> Stated task
Take every line where the string "гэвэл" appears and copy it.

** start Records for the exercise **

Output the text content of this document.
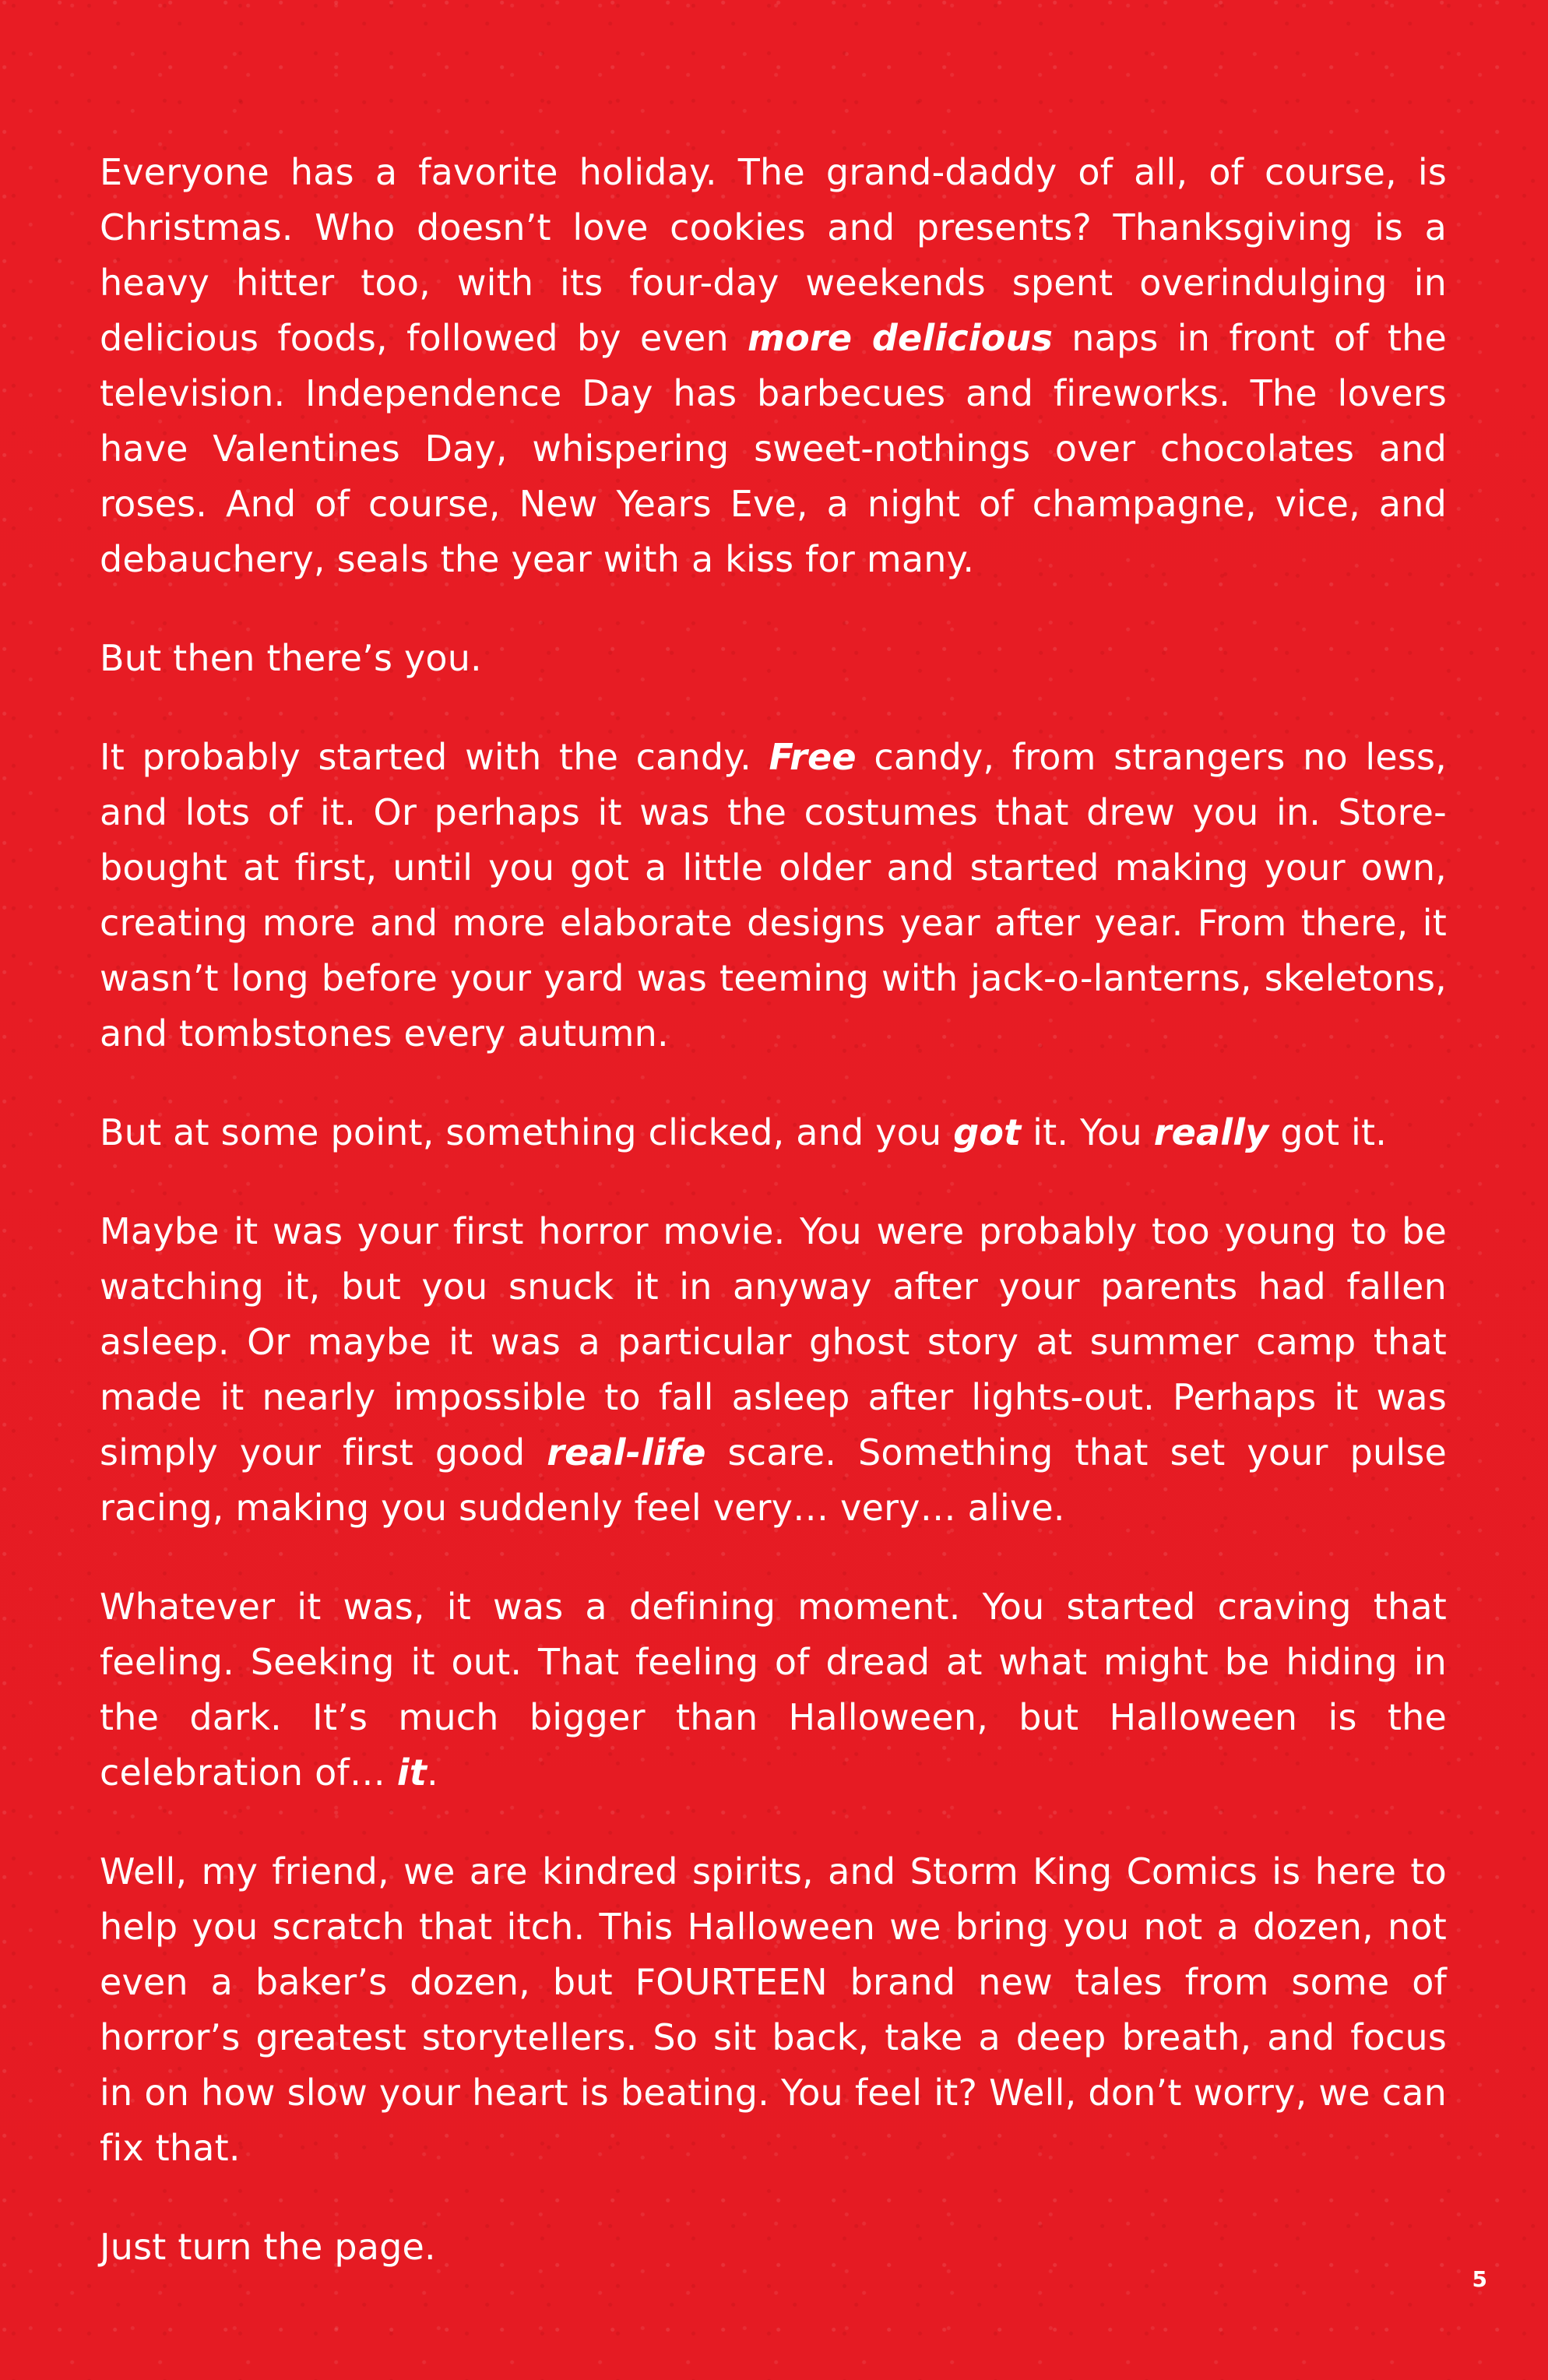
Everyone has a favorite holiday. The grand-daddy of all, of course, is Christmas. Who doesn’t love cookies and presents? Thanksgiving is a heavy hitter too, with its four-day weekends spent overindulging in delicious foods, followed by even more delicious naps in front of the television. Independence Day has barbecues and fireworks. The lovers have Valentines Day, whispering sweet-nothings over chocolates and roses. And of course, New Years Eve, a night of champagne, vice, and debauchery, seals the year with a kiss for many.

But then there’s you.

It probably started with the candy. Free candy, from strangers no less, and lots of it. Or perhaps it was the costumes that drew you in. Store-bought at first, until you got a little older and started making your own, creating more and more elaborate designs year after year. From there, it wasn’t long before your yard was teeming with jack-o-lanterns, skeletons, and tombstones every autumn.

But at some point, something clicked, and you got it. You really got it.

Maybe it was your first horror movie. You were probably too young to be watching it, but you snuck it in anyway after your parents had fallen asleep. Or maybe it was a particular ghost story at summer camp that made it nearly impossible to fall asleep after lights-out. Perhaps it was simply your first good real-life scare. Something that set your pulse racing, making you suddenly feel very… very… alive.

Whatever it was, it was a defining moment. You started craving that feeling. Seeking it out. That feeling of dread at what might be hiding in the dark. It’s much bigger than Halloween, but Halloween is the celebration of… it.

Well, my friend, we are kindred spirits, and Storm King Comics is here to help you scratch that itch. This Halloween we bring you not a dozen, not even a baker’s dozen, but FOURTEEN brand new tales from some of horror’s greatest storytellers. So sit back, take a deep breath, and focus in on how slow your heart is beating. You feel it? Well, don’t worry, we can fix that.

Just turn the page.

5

** end Records for the exercise **
** start Records for the exercise **

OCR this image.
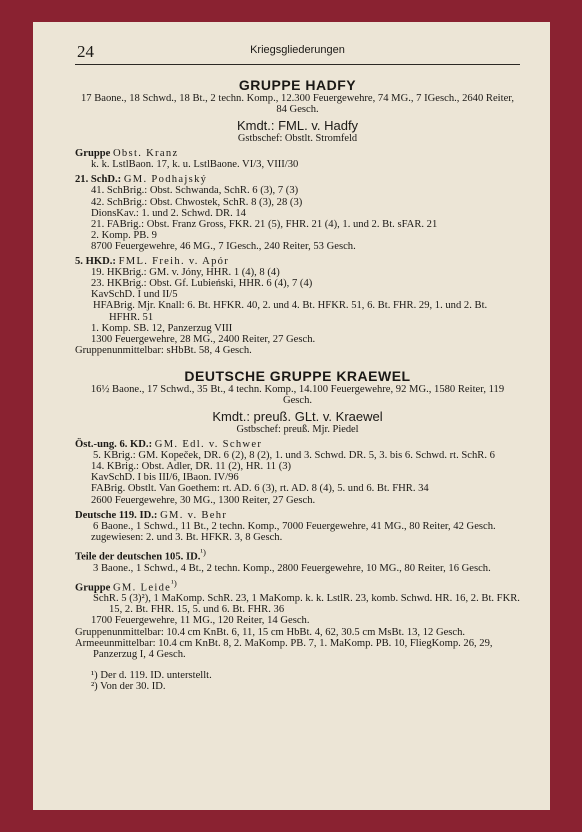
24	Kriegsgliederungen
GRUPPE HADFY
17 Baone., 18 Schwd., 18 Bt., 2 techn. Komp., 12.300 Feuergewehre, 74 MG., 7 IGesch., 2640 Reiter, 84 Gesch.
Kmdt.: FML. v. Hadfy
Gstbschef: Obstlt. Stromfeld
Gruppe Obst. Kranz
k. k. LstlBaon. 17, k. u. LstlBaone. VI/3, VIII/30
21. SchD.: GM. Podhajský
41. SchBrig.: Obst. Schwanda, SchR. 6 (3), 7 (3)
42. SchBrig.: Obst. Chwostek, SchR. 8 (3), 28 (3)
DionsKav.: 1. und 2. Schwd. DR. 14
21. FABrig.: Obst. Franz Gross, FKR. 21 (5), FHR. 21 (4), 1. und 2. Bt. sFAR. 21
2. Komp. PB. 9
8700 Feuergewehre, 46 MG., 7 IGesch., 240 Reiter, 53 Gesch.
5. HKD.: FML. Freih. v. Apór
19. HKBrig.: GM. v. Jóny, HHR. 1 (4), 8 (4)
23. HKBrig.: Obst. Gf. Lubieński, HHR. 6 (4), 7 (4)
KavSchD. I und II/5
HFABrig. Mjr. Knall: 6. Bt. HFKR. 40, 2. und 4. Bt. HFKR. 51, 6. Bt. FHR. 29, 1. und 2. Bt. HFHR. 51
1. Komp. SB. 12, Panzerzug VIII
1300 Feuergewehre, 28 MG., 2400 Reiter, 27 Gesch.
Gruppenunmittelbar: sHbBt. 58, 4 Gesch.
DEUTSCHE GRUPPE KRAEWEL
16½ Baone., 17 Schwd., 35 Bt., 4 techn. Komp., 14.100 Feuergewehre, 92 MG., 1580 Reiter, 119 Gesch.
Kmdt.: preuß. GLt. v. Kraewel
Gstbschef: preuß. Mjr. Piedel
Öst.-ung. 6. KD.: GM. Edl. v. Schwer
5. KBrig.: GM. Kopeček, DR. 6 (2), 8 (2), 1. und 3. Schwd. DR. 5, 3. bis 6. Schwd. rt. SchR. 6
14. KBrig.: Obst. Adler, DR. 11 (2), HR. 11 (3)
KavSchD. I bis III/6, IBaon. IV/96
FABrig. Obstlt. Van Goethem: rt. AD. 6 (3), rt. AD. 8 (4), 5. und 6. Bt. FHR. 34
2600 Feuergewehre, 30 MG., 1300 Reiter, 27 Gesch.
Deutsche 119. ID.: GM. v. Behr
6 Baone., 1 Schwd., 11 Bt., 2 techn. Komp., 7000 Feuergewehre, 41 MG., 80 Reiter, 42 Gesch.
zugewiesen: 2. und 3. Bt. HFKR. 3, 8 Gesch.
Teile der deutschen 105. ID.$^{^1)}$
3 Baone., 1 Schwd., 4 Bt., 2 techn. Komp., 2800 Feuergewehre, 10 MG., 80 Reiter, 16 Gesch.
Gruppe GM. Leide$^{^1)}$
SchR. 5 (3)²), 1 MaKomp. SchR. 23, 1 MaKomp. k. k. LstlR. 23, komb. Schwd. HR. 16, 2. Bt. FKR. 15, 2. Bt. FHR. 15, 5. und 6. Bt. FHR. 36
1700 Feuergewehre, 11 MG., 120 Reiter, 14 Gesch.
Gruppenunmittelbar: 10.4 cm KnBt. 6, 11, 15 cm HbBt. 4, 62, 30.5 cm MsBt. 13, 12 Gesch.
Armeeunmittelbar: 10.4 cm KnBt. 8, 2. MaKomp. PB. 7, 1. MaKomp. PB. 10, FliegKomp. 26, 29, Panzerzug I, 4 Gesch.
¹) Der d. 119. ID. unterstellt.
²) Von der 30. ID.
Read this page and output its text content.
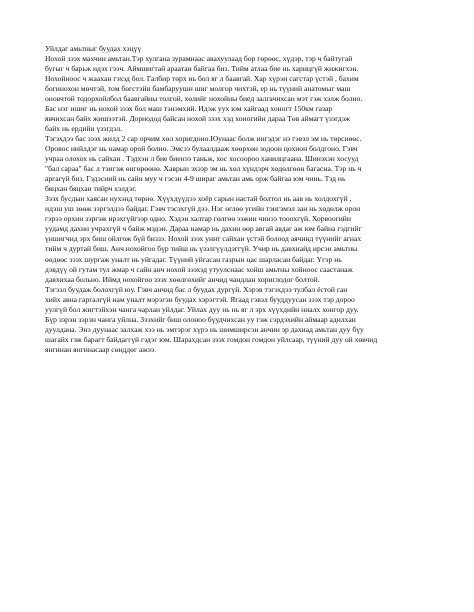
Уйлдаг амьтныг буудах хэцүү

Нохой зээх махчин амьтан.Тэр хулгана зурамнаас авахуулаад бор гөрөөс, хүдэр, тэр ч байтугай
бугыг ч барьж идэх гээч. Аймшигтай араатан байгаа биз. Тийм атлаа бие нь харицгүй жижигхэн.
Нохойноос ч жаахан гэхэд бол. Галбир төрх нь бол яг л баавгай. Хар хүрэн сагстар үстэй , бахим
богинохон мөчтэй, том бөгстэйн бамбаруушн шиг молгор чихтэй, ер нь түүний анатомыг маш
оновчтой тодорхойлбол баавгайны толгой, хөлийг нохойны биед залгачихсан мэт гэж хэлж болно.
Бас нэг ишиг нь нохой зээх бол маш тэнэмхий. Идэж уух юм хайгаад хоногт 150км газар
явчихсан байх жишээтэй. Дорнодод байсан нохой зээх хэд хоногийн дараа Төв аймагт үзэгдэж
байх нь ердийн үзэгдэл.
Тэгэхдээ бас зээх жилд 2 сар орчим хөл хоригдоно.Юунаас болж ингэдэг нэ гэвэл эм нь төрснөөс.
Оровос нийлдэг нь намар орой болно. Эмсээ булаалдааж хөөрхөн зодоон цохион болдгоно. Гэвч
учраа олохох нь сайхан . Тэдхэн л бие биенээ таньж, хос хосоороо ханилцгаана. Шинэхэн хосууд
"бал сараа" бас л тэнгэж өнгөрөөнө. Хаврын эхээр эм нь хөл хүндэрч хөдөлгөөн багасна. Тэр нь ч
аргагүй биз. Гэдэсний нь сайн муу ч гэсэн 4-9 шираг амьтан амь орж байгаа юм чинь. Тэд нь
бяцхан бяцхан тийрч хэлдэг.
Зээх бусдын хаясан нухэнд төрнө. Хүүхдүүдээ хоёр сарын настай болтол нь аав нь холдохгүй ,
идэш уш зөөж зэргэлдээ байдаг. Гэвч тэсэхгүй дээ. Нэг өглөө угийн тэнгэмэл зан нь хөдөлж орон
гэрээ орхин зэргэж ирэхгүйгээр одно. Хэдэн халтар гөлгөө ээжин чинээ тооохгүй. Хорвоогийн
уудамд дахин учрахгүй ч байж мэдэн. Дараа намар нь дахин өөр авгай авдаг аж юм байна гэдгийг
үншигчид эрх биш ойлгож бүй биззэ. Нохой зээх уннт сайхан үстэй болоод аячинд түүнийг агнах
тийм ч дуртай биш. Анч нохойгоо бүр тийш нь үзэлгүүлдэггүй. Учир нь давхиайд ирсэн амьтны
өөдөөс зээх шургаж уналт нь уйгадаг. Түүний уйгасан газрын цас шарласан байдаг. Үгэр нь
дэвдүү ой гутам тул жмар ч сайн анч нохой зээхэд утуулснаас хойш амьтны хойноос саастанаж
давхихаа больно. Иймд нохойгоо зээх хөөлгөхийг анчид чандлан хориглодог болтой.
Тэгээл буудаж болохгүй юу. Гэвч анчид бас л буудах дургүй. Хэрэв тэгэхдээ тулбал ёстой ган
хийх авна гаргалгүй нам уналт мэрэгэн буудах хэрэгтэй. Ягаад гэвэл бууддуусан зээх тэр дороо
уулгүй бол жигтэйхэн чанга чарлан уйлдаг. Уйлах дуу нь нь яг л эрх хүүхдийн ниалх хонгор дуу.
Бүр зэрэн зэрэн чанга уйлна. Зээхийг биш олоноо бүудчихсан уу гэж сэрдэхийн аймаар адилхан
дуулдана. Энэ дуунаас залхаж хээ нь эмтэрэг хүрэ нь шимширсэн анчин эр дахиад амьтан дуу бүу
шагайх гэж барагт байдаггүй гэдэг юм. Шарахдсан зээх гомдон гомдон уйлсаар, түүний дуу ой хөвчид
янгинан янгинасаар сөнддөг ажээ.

** end Records for the exercise **

> Written answer
Тэгэхдээ бас зээх жилд 2 сар орчим хөл хоригдоно.Юунаас болж ингэдэг нэ гэвэл эм нь төрснөөс.
хийх авна гаргалгүй нам уналт мэрэгэн буудах хэрэгтэй. Ягаад гэвэл бууддуусан зээх тэр дороо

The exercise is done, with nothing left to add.